Return all of the data exactly, with nothing left out but the pictures.

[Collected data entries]
begin

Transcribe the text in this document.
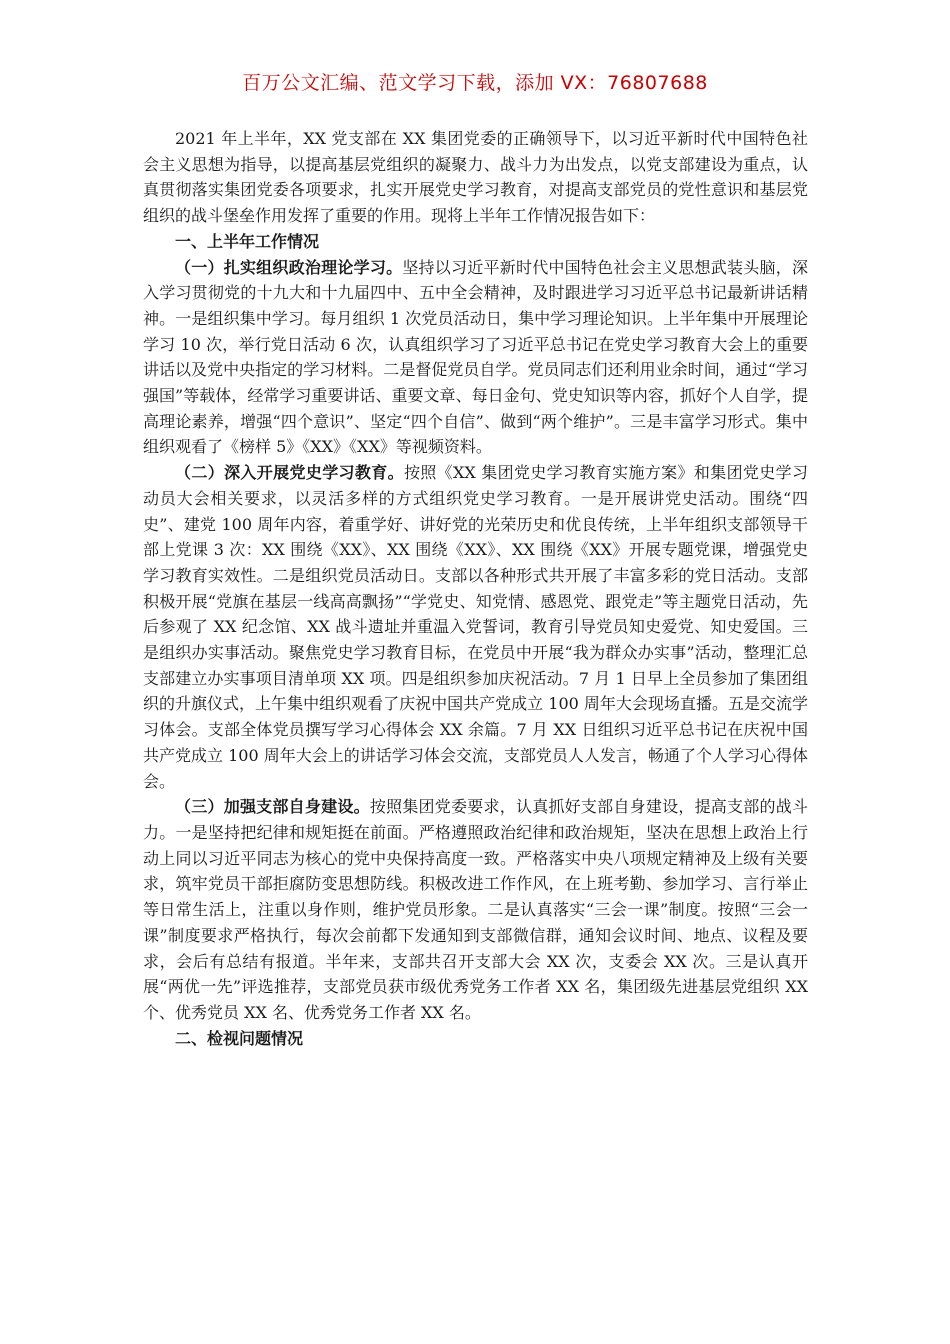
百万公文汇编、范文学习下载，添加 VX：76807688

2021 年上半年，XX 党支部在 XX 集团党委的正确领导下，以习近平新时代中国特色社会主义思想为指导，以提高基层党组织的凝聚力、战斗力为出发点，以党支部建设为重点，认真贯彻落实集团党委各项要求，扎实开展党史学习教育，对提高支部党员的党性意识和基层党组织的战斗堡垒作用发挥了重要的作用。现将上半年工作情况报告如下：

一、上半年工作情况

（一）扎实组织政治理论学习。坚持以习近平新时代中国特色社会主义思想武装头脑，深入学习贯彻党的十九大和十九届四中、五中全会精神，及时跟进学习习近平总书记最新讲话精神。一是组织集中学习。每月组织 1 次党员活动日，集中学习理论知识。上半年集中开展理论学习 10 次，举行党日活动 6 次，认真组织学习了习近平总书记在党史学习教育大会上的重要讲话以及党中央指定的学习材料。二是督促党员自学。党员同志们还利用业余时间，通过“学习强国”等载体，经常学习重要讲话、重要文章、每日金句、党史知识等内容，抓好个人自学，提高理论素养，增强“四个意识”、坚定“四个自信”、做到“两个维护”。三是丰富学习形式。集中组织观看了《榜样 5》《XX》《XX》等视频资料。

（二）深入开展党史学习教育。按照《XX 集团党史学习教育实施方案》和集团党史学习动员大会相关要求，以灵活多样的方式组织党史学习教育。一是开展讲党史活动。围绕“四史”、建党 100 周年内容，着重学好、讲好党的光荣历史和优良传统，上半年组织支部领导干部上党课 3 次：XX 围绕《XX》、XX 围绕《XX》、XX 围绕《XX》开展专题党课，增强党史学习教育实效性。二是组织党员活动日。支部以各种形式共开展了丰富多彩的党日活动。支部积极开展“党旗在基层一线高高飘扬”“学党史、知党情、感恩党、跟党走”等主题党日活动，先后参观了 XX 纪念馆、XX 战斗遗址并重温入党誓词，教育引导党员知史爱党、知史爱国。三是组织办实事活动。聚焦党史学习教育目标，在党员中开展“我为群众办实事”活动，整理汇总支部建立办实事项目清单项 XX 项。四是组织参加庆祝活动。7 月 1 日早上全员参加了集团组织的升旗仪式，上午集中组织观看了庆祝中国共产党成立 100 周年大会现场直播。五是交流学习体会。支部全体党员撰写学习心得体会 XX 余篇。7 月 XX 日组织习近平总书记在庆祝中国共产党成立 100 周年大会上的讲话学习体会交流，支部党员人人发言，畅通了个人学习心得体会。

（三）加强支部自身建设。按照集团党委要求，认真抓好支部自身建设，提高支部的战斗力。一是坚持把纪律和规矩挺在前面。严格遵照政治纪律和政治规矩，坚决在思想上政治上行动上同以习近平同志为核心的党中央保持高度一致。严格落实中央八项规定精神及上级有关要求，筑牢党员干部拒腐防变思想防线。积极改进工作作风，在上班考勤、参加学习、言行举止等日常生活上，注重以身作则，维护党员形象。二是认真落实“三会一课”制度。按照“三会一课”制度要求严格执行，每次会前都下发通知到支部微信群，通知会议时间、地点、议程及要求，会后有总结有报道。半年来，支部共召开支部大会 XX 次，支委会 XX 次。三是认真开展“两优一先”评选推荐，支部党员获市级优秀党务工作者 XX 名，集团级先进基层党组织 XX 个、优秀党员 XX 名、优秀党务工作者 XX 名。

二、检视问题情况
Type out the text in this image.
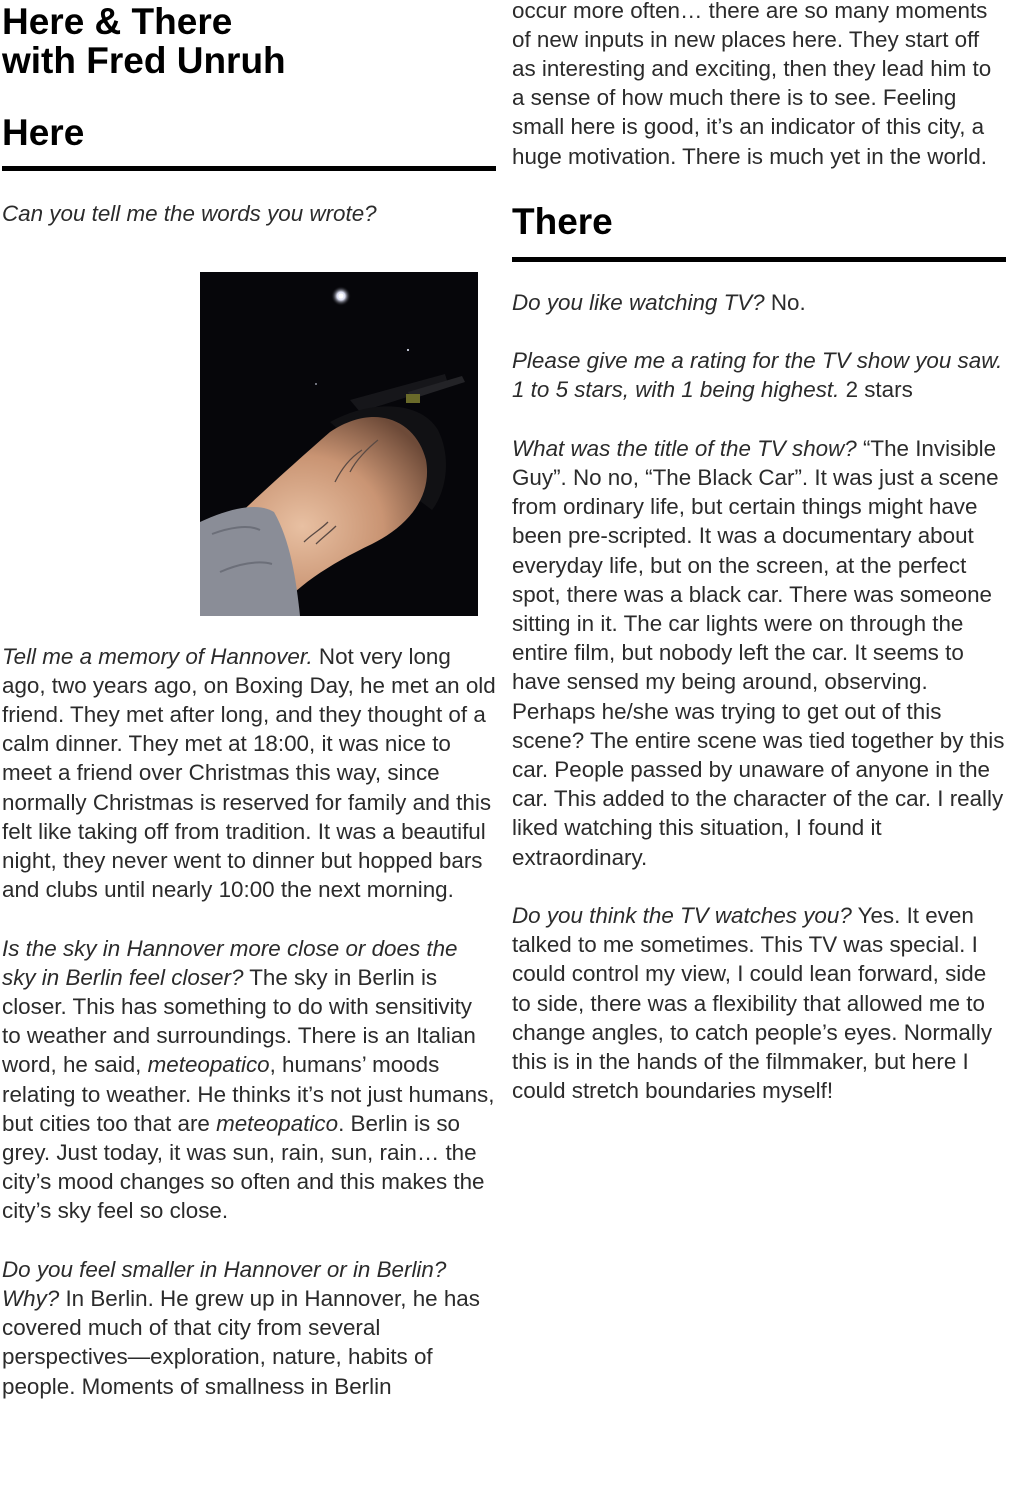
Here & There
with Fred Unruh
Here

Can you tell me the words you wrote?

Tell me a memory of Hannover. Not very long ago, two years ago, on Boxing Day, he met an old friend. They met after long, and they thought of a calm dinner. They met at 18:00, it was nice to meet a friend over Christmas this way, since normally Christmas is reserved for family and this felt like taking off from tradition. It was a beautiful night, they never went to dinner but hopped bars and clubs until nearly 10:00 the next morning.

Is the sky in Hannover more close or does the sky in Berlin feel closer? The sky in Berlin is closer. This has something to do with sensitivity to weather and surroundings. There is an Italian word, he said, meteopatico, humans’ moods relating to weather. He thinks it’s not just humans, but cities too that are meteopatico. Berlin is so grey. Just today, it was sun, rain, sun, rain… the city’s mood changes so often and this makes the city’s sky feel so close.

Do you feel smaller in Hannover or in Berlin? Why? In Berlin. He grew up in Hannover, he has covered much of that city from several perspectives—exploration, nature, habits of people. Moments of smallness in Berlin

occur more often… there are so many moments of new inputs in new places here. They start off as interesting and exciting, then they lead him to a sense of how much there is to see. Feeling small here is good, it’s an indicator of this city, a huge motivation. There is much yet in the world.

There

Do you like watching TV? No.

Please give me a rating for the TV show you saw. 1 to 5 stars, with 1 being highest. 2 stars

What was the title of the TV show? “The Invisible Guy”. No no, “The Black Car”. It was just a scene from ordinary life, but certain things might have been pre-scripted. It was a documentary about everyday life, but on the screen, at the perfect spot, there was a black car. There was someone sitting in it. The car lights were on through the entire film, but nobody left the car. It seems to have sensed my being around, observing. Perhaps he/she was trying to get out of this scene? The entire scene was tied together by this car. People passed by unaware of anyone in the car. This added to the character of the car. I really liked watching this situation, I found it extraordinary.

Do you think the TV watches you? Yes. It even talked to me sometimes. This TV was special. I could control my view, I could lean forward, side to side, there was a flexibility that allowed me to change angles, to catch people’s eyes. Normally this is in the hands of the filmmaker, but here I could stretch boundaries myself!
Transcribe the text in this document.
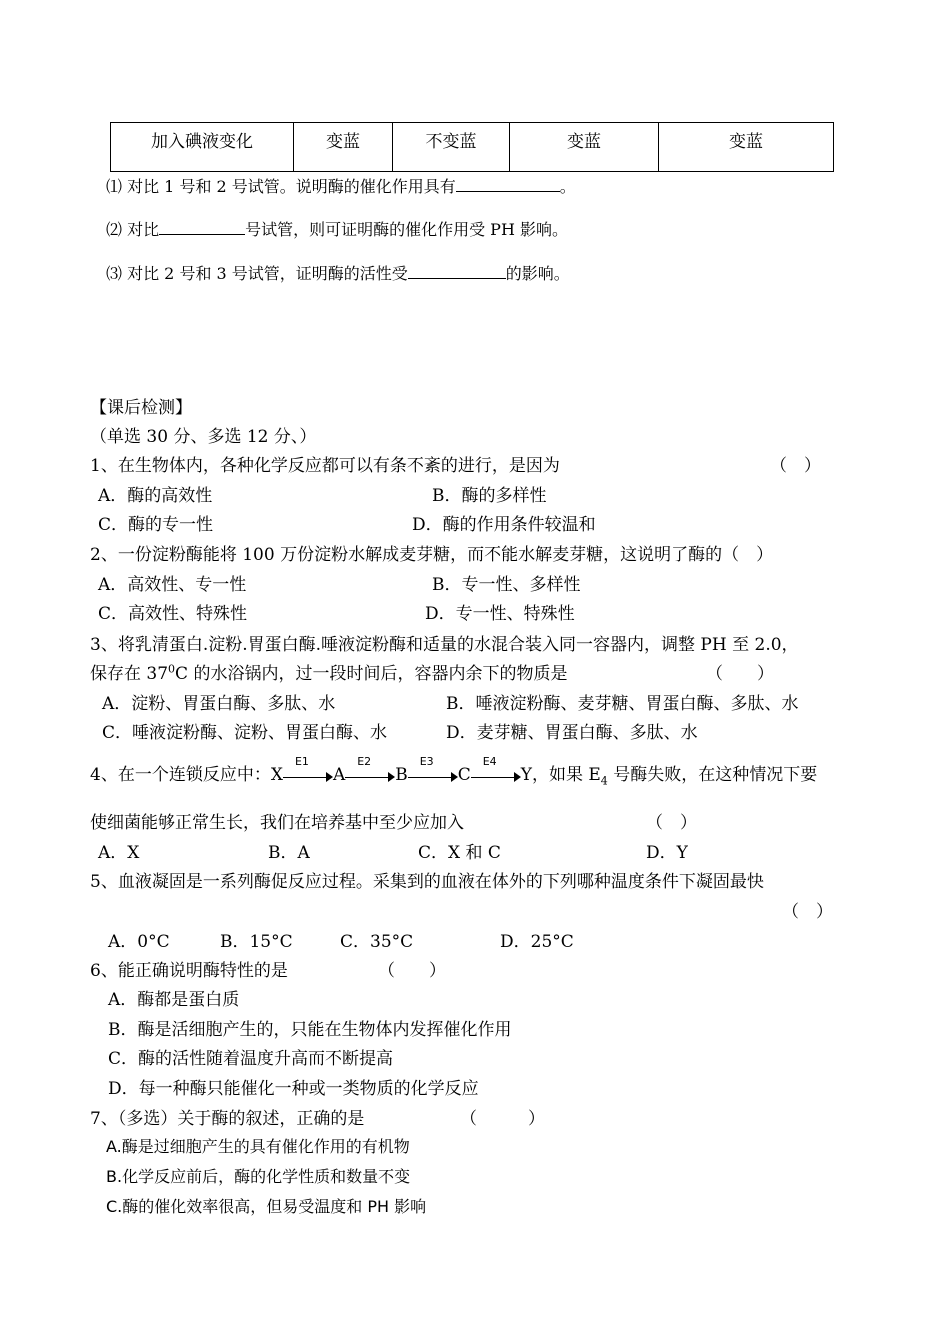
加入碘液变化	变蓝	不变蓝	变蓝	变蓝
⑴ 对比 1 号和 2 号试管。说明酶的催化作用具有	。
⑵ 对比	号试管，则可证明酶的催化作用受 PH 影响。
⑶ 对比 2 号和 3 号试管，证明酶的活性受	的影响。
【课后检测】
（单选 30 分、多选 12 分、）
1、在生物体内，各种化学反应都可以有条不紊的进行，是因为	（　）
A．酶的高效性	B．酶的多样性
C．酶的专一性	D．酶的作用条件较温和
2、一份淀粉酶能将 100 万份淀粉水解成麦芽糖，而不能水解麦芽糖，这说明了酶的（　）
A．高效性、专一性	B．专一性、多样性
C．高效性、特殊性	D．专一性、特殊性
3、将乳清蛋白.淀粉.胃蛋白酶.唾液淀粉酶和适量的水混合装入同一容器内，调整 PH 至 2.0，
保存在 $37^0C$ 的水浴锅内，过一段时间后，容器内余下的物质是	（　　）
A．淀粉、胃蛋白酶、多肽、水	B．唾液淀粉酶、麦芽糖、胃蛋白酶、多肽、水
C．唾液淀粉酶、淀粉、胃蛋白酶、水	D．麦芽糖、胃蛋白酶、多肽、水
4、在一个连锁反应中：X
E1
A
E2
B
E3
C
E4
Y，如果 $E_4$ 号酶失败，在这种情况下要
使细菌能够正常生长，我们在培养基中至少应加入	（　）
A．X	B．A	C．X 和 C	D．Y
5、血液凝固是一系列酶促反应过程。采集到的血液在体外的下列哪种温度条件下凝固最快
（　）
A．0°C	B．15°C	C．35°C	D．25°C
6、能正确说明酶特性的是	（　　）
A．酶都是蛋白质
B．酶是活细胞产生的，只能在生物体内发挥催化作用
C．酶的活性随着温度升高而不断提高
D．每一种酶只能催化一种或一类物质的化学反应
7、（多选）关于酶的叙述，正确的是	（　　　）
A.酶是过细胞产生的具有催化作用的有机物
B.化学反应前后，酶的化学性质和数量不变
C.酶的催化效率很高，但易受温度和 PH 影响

end

> [Completed task]:
Transcribe the text in this document.
百万公文汇编、范文学习下载，添加 VX：76807688

2021 年上半年，XX 党支部在 XX 集团党委的正确领导下，以习近平新时代中国特色社会主义思想为指导，以提高基层党组织的凝聚力、战斗力为出发点，以党支部建设为重点，认真贯彻落实集团党委各项要求，扎实开展党史学习教育，对提高支部党员的党性意识和基层党组织的战斗堡垒作用发挥了重要的作用。现将上半年工作情况报告如下：

一、上半年工作情况

（一）扎实组织政治理论学习。坚持以习近平新时代中国特色社会主义思想武装头脑，深入学习贯彻党的十九大和十九届四中、五中全会精神，及时跟进学习习近平总书记最新讲话精神。一是组织集中学习。每月组织 1 次党员活动日，集中学习理论知识。上半年集中开展理论学习 10 次，举行党日活动 6 次，认真组织学习了习近平总书记在党史学习教育大会上的重要讲话以及党中央指定的学习材料。二是督促党员自学。党员同志们还利用业余时间，通过“学习强国”等载体，经常学习重要讲话、重要文章、每日金句、党史知识等内容，抓好个人自学，提高理论素养，增强“四个意识”、坚定“四个自信”、做到“两个维护”。三是丰富学习形式。集中组织观看了《榜样 5》《XX》《XX》等视频资料。

（二）深入开展党史学习教育。按照《XX 集团党史学习教育实施方案》和集团党史学习动员大会相关要求，以灵活多样的方式组织党史学习教育。一是开展讲党史活动。围绕“四史”、建党 100 周年内容，着重学好、讲好党的光荣历史和优良传统，上半年组织支部领导干部上党课 3 次：XX 围绕《XX》、XX 围绕《XX》、XX 围绕《XX》开展专题党课，增强党史学习教育实效性。二是组织党员活动日。支部以各种形式共开展了丰富多彩的党日活动。支部积极开展“党旗在基层一线高高飘扬”“学党史、知党情、感恩党、跟党走”等主题党日活动，先后参观了 XX 纪念馆、XX 战斗遗址并重温入党誓词，教育引导党员知史爱党、知史爱国。三是组织办实事活动。聚焦党史学习教育目标，在党员中开展“我为群众办实事”活动，整理汇总支部建立办实事项目清单项 XX 项。四是组织参加庆祝活动。7 月 1 日早上全员参加了集团组织的升旗仪式，上午集中组织观看了庆祝中国共产党成立 100 周年大会现场直播。五是交流学习体会。支部全体党员撰写学习心得体会 XX 余篇。7 月 XX 日组织习近平总书记在庆祝中国共产党成立 100 周年大会上的讲话学习体会交流，支部党员人人发言，畅通了个人学习心得体会。

（三）加强支部自身建设。按照集团党委要求，认真抓好支部自身建设，提高支部的战斗力。一是坚持把纪律和规矩挺在前面。严格遵照政治纪律和政治规矩，坚决在思想上政治上行动上同以习近平同志为核心的党中央保持高度一致。严格落实中央八项规定精神及上级有关要求，筑牢党员干部拒腐防变思想防线。积极改进工作作风，在上班考勤、参加学习、言行举止等日常生活上，注重以身作则，维护党员形象。二是认真落实“三会一课”制度。按照“三会一课”制度要求严格执行，每次会前都下发通知到支部微信群，通知会议时间、地点、议程及要求，会后有总结有报道。半年来，支部共召开支部大会 XX 次，支委会 XX 次。三是认真开展“两优一先”评选推荐，支部党员获市级优秀党务工作者 XX 名，集团级先进基层党组织 XX 个、优秀党员 XX 名、优秀党务工作者 XX 名。

二、检视问题情况
Type out the text in this image.
Here & There
with Fred Unruh
Here

Can you tell me the words you wrote?

Tell me a memory of Hannover. Not very long ago, two years ago, on Boxing Day, he met an old friend. They met after long, and they thought of a calm dinner. They met at 18:00, it was nice to meet a friend over Christmas this way, since normally Christmas is reserved for family and this felt like taking off from tradition. It was a beautiful night, they never went to dinner but hopped bars and clubs until nearly 10:00 the next morning.

Is the sky in Hannover more close or does the sky in Berlin feel closer? The sky in Berlin is closer. This has something to do with sensitivity to weather and surroundings. There is an Italian word, he said, meteopatico, humans’ moods relating to weather. He thinks it’s not just humans, but cities too that are meteopatico. Berlin is so grey. Just today, it was sun, rain, sun, rain… the city’s mood changes so often and this makes the city’s sky feel so close.

Do you feel smaller in Hannover or in Berlin? Why? In Berlin. He grew up in Hannover, he has covered much of that city from several perspectives—exploration, nature, habits of people. Moments of smallness in Berlin

occur more often… there are so many moments of new inputs in new places here. They start off as interesting and exciting, then they lead him to a sense of how much there is to see. Feeling small here is good, it’s an indicator of this city, a huge motivation. There is much yet in the world.

There

Do you like watching TV? No.

Please give me a rating for the TV show you saw. 1 to 5 stars, with 1 being highest. 2 stars

What was the title of the TV show? “The Invisible Guy”. No no, “The Black Car”. It was just a scene from ordinary life, but certain things might have been pre-scripted. It was a documentary about everyday life, but on the screen, at the perfect spot, there was a black car. There was someone sitting in it. The car lights were on through the entire film, but nobody left the car. It seems to have sensed my being around, observing. Perhaps he/she was trying to get out of this scene? The entire scene was tied together by this car. People passed by unaware of anyone in the car. This added to the character of the car. I really liked watching this situation, I found it extraordinary.

Do you think the TV watches you? Yes. It even talked to me sometimes. This TV was special. I could control my view, I could lean forward, side to side, there was a flexibility that allowed me to change angles, to catch people’s eyes. Normally this is in the hands of the filmmaker, but here I could stretch boundaries myself!
Transcribe the text in this document.
加入碘液变化	变蓝	不变蓝	变蓝	变蓝
⑴ 对比 1 号和 2 号试管。说明酶的催化作用具有	。
⑵ 对比	号试管，则可证明酶的催化作用受 PH 影响。
⑶ 对比 2 号和 3 号试管，证明酶的活性受	的影响。
【课后检测】
（单选 30 分、多选 12 分、）
1、在生物体内，各种化学反应都可以有条不紊的进行，是因为	（　）
A．酶的高效性	B．酶的多样性
C．酶的专一性	D．酶的作用条件较温和
2、一份淀粉酶能将 100 万份淀粉水解成麦芽糖，而不能水解麦芽糖，这说明了酶的（　）
A．高效性、专一性	B．专一性、多样性
C．高效性、特殊性	D．专一性、特殊性
3、将乳清蛋白.淀粉.胃蛋白酶.唾液淀粉酶和适量的水混合装入同一容器内，调整 PH 至 2.0，
保存在 $37^0C$ 的水浴锅内，过一段时间后，容器内余下的物质是	（　　）
A．淀粉、胃蛋白酶、多肽、水	B．唾液淀粉酶、麦芽糖、胃蛋白酶、多肽、水
C．唾液淀粉酶、淀粉、胃蛋白酶、水	D．麦芽糖、胃蛋白酶、多肽、水
4、在一个连锁反应中：X
E1
A
E2
B
E3
C
E4
Y，如果 $E_4$ 号酶失败，在这种情况下要
使细菌能够正常生长，我们在培养基中至少应加入	（　）
A．X	B．A	C．X 和 C	D．Y
5、血液凝固是一系列酶促反应过程。采集到的血液在体外的下列哪种温度条件下凝固最快
（　）
A．0°C	B．15°C	C．35°C	D．25°C
6、能正确说明酶特性的是	（　　）
A．酶都是蛋白质
B．酶是活细胞产生的，只能在生物体内发挥催化作用
C．酶的活性随着温度升高而不断提高
D．每一种酶只能催化一种或一类物质的化学反应
7、（多选）关于酶的叙述，正确的是	（　　　）
A.酶是过细胞产生的具有催化作用的有机物
B.化学反应前后，酶的化学性质和数量不变
C.酶的催化效率很高，但易受温度和 PH 影响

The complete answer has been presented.